Take the entries below and reproduce them word for word.

··· SUPPLIED ENTRIES ···

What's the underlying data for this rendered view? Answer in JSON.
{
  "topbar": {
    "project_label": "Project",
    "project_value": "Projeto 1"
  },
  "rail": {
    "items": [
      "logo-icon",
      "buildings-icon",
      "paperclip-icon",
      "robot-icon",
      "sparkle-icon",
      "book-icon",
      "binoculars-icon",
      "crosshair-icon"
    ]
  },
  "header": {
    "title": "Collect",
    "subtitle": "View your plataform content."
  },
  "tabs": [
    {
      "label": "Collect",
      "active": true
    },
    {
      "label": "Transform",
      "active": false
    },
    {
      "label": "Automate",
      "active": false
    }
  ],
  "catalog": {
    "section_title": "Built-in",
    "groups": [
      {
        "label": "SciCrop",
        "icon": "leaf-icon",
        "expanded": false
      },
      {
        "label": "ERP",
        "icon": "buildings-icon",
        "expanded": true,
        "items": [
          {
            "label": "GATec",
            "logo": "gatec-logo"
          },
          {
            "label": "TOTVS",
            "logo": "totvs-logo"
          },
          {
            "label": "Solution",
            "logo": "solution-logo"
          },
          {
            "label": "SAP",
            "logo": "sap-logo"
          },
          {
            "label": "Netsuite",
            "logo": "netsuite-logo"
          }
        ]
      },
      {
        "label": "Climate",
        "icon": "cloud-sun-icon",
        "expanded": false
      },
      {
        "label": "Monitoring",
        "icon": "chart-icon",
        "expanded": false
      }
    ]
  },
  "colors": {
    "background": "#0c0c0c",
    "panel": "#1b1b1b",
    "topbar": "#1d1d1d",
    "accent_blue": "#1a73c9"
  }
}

···

**WRITTEN SOLUTION**
What's the underlying data for this rendered view? Answer in JSON.
{
  "topbar": {
    "project_label": "Project",
    "project_value": "Projeto 1"
  },
  "rail": {
    "items": [
      "logo-icon",
      "buildings-icon",
      "paperclip-icon",
      "robot-icon",
      "sparkle-icon",
      "book-icon",
      "binoculars-icon",
      "crosshair-icon"
    ]
  },
  "header": {
    "title": "Collect",
    "subtitle": "View your plataform content."
  },
  "tabs": [
    {
      "label": "Collect",
      "active": true
    },
    {
      "label": "Transform",
      "active": false
    },
    {
      "label": "Automate",
      "active": false
    }
  ],
  "catalog": {
    "section_title": "Built-in",
    "groups": [
      {
        "label": "SciCrop",
        "icon": "leaf-icon",
        "expanded": false
      },
      {
        "label": "ERP",
        "icon": "buildings-icon",
        "expanded": true,
        "items": [
          {
            "label": "GATec",
            "logo": "gatec-logo"
          },
          {
            "label": "TOTVS",
            "logo": "totvs-logo"
          },
          {
            "label": "Solution",
            "logo": "solution-logo"
          },
          {
            "label": "SAP",
            "logo": "sap-logo"
          },
          {
            "label": "Netsuite",
            "logo": "netsuite-logo"
          }
        ]
      },
      {
        "label": "Climate",
        "icon": "cloud-sun-icon",
        "expanded": false
      },
      {
        "label": "Monitoring",
        "icon": "chart-icon",
        "expanded": false
      }
    ]
  },
  "colors": {
    "background": "#0c0c0c",
    "panel": "#1b1b1b",
    "topbar": "#1d1d1d",
    "accent_blue": "#1a73c9"
  }
}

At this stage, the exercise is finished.